— start —
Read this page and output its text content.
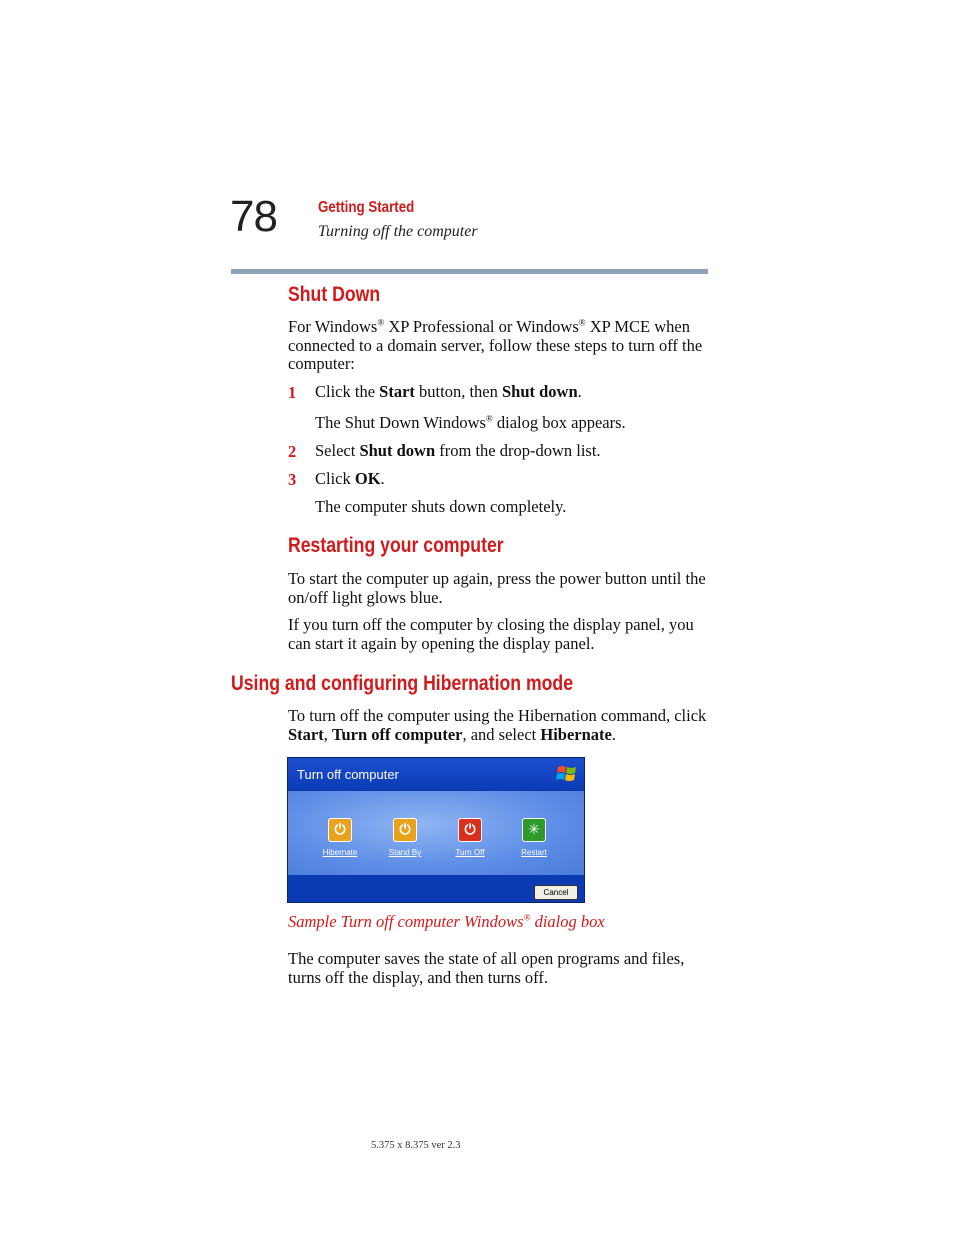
78	Getting Started
Turning off the computer
Shut Down
For Windows® XP Professional or Windows® XP MCE when connected to a domain server, follow these steps to turn off the computer:
1 Click the Start button, then Shut down.
The Shut Down Windows® dialog box appears.
2 Select Shut down from the drop-down list.
3 Click OK.
The computer shuts down completely.
Restarting your computer
To start the computer up again, press the power button until the on/off light glows blue.
If you turn off the computer by closing the display panel, you can start it again by opening the display panel.
Using and configuring Hibernation mode
To turn off the computer using the Hibernation command, click Start, Turn off computer, and select Hibernate.
Turn off computer
⏻
Hibernate
⏻
Stand By
⏻
Turn Off
✳
Restart
Cancel
Sample Turn off computer Windows® dialog box
The computer saves the state of all open programs and files, turns off the display, and then turns off.
5.375 x 8.375 ver 2.3
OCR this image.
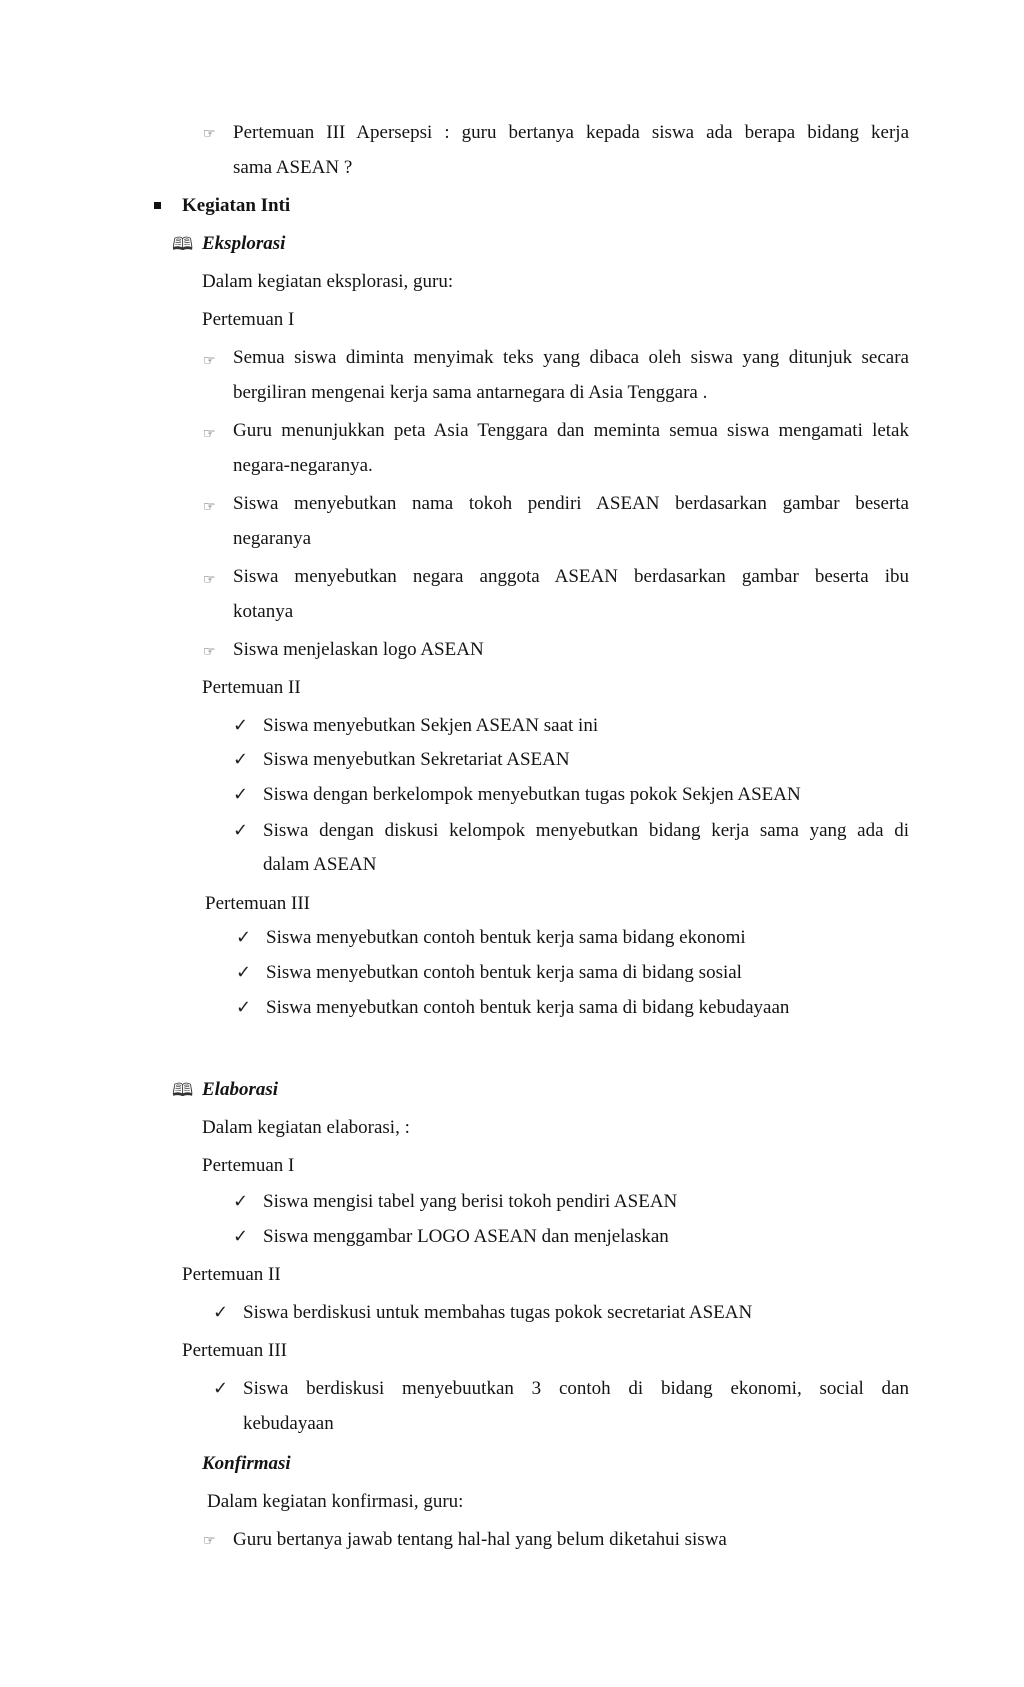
☞
🕮
☞
☞
☞
☞
☞
✓
✓
✓
✓
✓
✓
✓
🕮
✓
✓
✓
✓
☞
Pertemuan III Apersepsi : guru bertanya kepada siswa ada berapa bidang kerja
sama ASEAN ?
Kegiatan Inti
Eksplorasi
Dalam kegiatan eksplorasi, guru:
Pertemuan I
Semua siswa diminta menyimak teks yang dibaca oleh siswa yang ditunjuk secara
bergiliran mengenai kerja sama antarnegara di Asia Tenggara .
Guru menunjukkan peta Asia Tenggara dan meminta semua siswa mengamati letak
negara-negaranya.
Siswa menyebutkan nama tokoh pendiri ASEAN berdasarkan gambar beserta
negaranya
Siswa menyebutkan negara anggota ASEAN berdasarkan gambar beserta ibu
kotanya
Siswa menjelaskan logo ASEAN
Pertemuan II
Siswa menyebutkan Sekjen ASEAN saat ini
Siswa menyebutkan Sekretariat ASEAN
Siswa dengan berkelompok menyebutkan tugas pokok Sekjen ASEAN
Siswa dengan diskusi kelompok menyebutkan bidang kerja sama yang ada di
dalam ASEAN
Pertemuan III
Siswa menyebutkan contoh bentuk kerja sama bidang ekonomi
Siswa menyebutkan contoh bentuk kerja sama di bidang sosial
Siswa menyebutkan contoh bentuk kerja sama di bidang kebudayaan
Elaborasi
Dalam kegiatan elaborasi, :
Pertemuan I
Siswa mengisi tabel yang berisi tokoh pendiri ASEAN
Siswa menggambar LOGO ASEAN dan menjelaskan
Pertemuan II
Siswa berdiskusi untuk membahas tugas pokok secretariat ASEAN
Pertemuan III
Siswa berdiskusi menyebuutkan 3 contoh di bidang ekonomi, social dan
kebudayaan
Konfirmasi
Dalam kegiatan konfirmasi, guru:
Guru bertanya jawab tentang hal-hal yang belum diketahui siswa
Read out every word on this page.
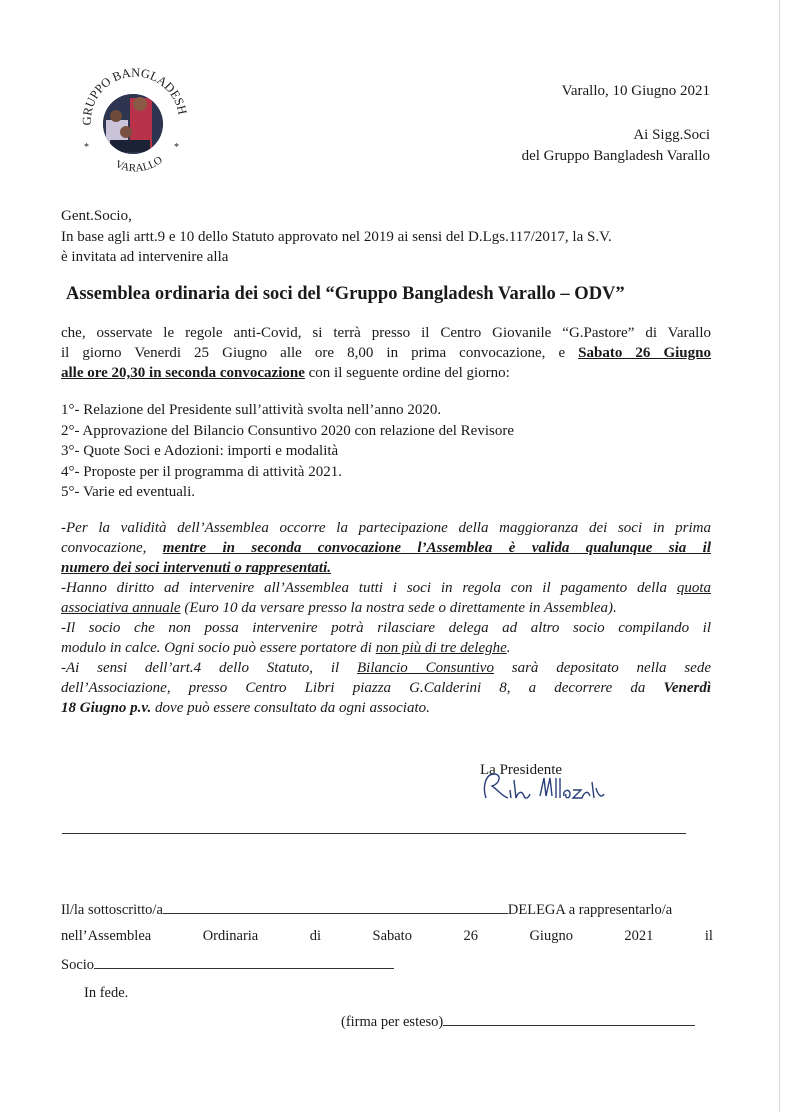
GRUPPO BANGLADESH
VARALLO
*	*
Varallo, 10 Giugno 2021
Ai Sigg.Soci
del Gruppo Bangladesh Varallo
Gent.Socio,
In base agli artt.9 e 10 dello Statuto approvato nel 2019 ai sensi del D.Lgs.117/2017, la S.V.
è invitata ad intervenire alla
Assemblea ordinaria dei soci del “Gruppo Bangladesh Varallo – ODV”
che, osservate le regole anti-Covid, si terrà presso il Centro Giovanile “G.Pastore” di Varallo
il giorno Venerdi 25 Giugno alle ore 8,00 in prima convocazione, e Sabato 26 Giugno
alle ore 20,30 in seconda convocazione con il seguente ordine del giorno:
1°- Relazione del Presidente sull’attività svolta nell’anno 2020.
2°- Approvazione del Bilancio Consuntivo 2020 con relazione del Revisore
3°- Quote Soci e Adozioni: importi e modalità
4°- Proposte per il programma di attività 2021.
5°- Varie ed eventuali.
-Per la validità dell’Assemblea occorre la partecipazione della maggioranza dei soci in prima
convocazione, mentre in seconda convocazione l’Assemblea è valida qualunque sia il
numero dei soci intervenuti o rappresentati.
-Hanno diritto ad intervenire all’Assemblea tutti i soci in regola con il pagamento della quota
associativa annuale (Euro 10 da versare presso la nostra sede o direttamente in Assemblea).
-Il socio che non possa intervenire potrà rilasciare delega ad altro socio compilando il
modulo in calce. Ogni socio può essere portatore di non più di tre deleghe.
-Ai sensi dell’art.4 dello Statuto, il Bilancio Consuntivo sarà depositato nella sede
dell’Associazione, presso Centro Libri piazza G.Calderini 8, a decorrere da Venerdì
18 Giugno p.v. dove può essere consultato da ogni associato.
La Presidente
Il/la sottoscritto/a	DELEGA a rappresentarlo/a
nell’Assemblea	Ordinaria	di	Sabato	26	Giugno	2021	il
Socio
In fede.
(firma per esteso)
— end —
Exercise prompt: Gather each line of the listing containing the word "bentuk" and show it.

Exercise answer:
Siswa menyebutkan contoh bentuk kerja sama bidang ekonomi
Siswa menyebutkan contoh bentuk kerja sama di bidang sosial
Siswa menyebutkan contoh bentuk kerja sama di bidang kebudayaan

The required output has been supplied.